TASK DESCRIPTION: Retype the data that follows line by line, exactly, and leave its pictures out.

MATERIAL FOR THIS EXERCISE:

=-=-=-=-=

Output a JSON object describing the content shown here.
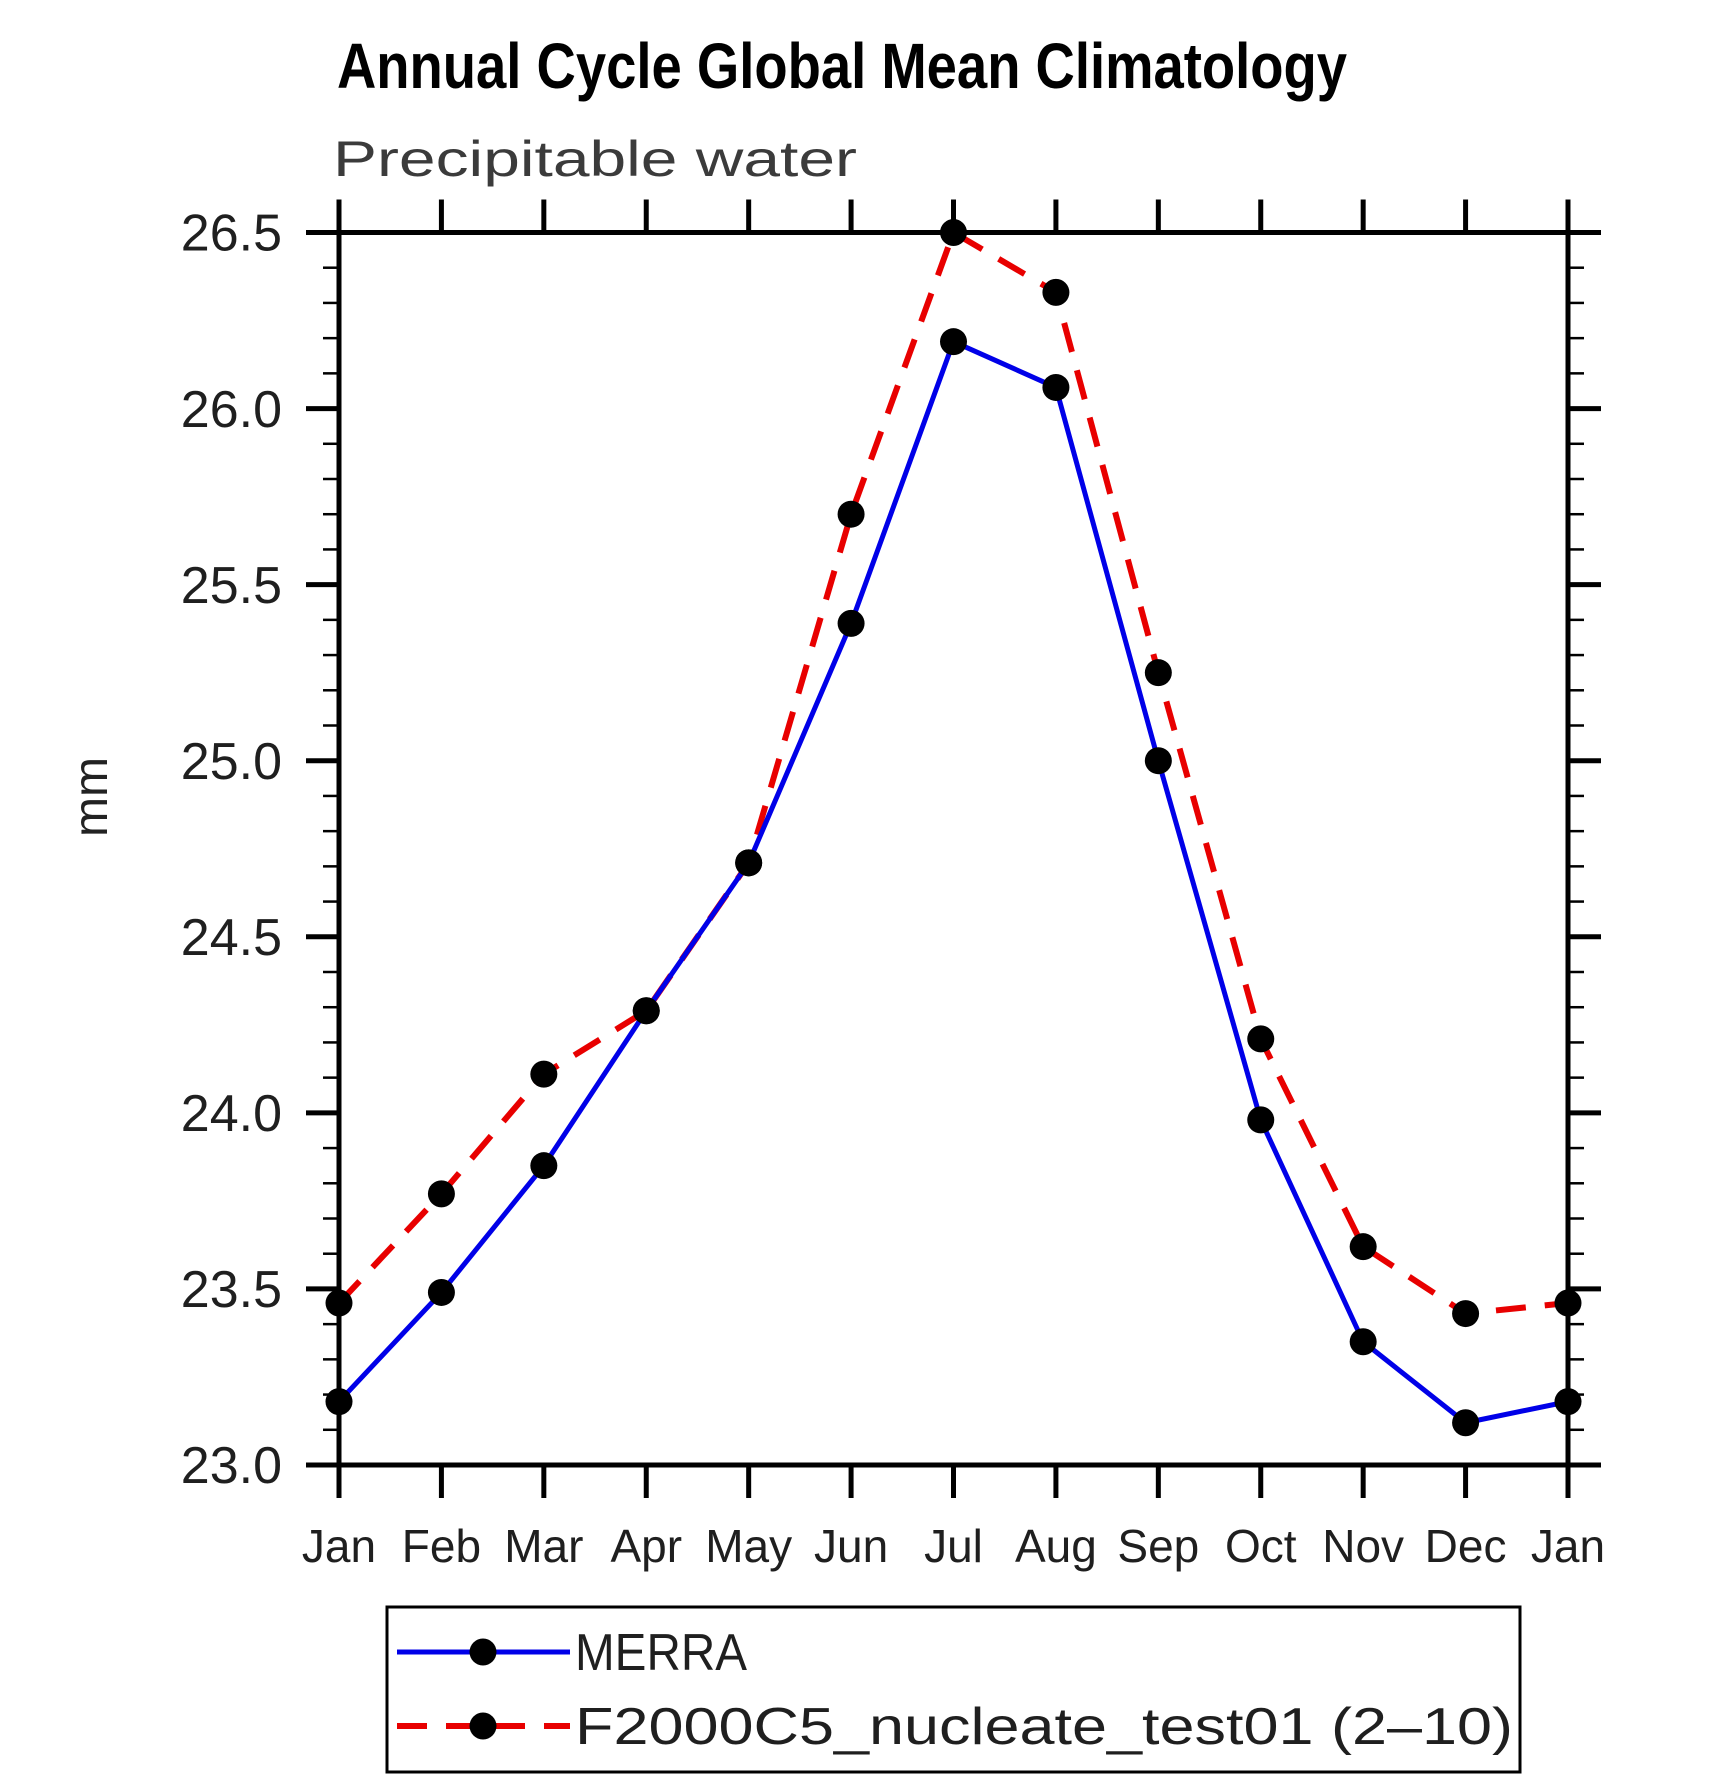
{
  "page": {
    "background": "#ffffff"
  },
  "header": {
    "title": "Annual Cycle Global Mean Climatology",
    "subtitle": "Precipitable water"
  },
  "chart_data": {
    "type": "line",
    "title": "Annual Cycle Global Mean Climatology",
    "subtitle": "Precipitable water",
    "xlabel": "",
    "ylabel": "mm",
    "categories": [
      "Jan",
      "Feb",
      "Mar",
      "Apr",
      "May",
      "Jun",
      "Jul",
      "Aug",
      "Sep",
      "Oct",
      "Nov",
      "Dec",
      "Jan"
    ],
    "ylim": [
      23.0,
      26.5
    ],
    "ytick_major_step": 0.5,
    "ytick_minor_step": 0.1,
    "ytick_labels": [
      "23.0",
      "23.5",
      "24.0",
      "24.5",
      "25.0",
      "25.5",
      "26.0",
      "26.5"
    ],
    "grid": false,
    "legend_position": "bottom",
    "axis_color": "#000000",
    "label_color": "#1f1f1f",
    "subtitle_color": "#3b3b3b",
    "marker": "filled-circle",
    "marker_color": "#000000",
    "series": [
      {
        "name": "MERRA",
        "color": "#0000e8",
        "style": "solid",
        "values": [
          23.18,
          23.49,
          23.85,
          24.29,
          24.71,
          25.39,
          26.19,
          26.06,
          25.0,
          23.98,
          23.35,
          23.12,
          23.18
        ]
      },
      {
        "name": "F2000C5_nucleate_test01 (2–10)",
        "color": "#e80000",
        "style": "dashed",
        "values": [
          23.46,
          23.77,
          24.11,
          24.29,
          24.71,
          25.7,
          26.5,
          26.33,
          25.25,
          24.21,
          23.62,
          23.43,
          23.46
        ]
      }
    ]
  }
}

=-=-=-=-=

RESPONSE FOR THIS EXERCISE:
Output a JSON object describing the content shown here.
{
  "page": {
    "background": "#ffffff"
  },
  "header": {
    "title": "Annual Cycle Global Mean Climatology",
    "subtitle": "Precipitable water"
  },
  "chart_data": {
    "type": "line",
    "title": "Annual Cycle Global Mean Climatology",
    "subtitle": "Precipitable water",
    "xlabel": "",
    "ylabel": "mm",
    "categories": [
      "Jan",
      "Feb",
      "Mar",
      "Apr",
      "May",
      "Jun",
      "Jul",
      "Aug",
      "Sep",
      "Oct",
      "Nov",
      "Dec",
      "Jan"
    ],
    "ylim": [
      23.0,
      26.5
    ],
    "ytick_major_step": 0.5,
    "ytick_minor_step": 0.1,
    "ytick_labels": [
      "23.0",
      "23.5",
      "24.0",
      "24.5",
      "25.0",
      "25.5",
      "26.0",
      "26.5"
    ],
    "grid": false,
    "legend_position": "bottom",
    "axis_color": "#000000",
    "label_color": "#1f1f1f",
    "subtitle_color": "#3b3b3b",
    "marker": "filled-circle",
    "marker_color": "#000000",
    "series": [
      {
        "name": "MERRA",
        "color": "#0000e8",
        "style": "solid",
        "values": [
          23.18,
          23.49,
          23.85,
          24.29,
          24.71,
          25.39,
          26.19,
          26.06,
          25.0,
          23.98,
          23.35,
          23.12,
          23.18
        ]
      },
      {
        "name": "F2000C5_nucleate_test01 (2–10)",
        "color": "#e80000",
        "style": "dashed",
        "values": [
          23.46,
          23.77,
          24.11,
          24.29,
          24.71,
          25.7,
          26.5,
          26.33,
          25.25,
          24.21,
          23.62,
          23.43,
          23.46
        ]
      }
    ]
  }
}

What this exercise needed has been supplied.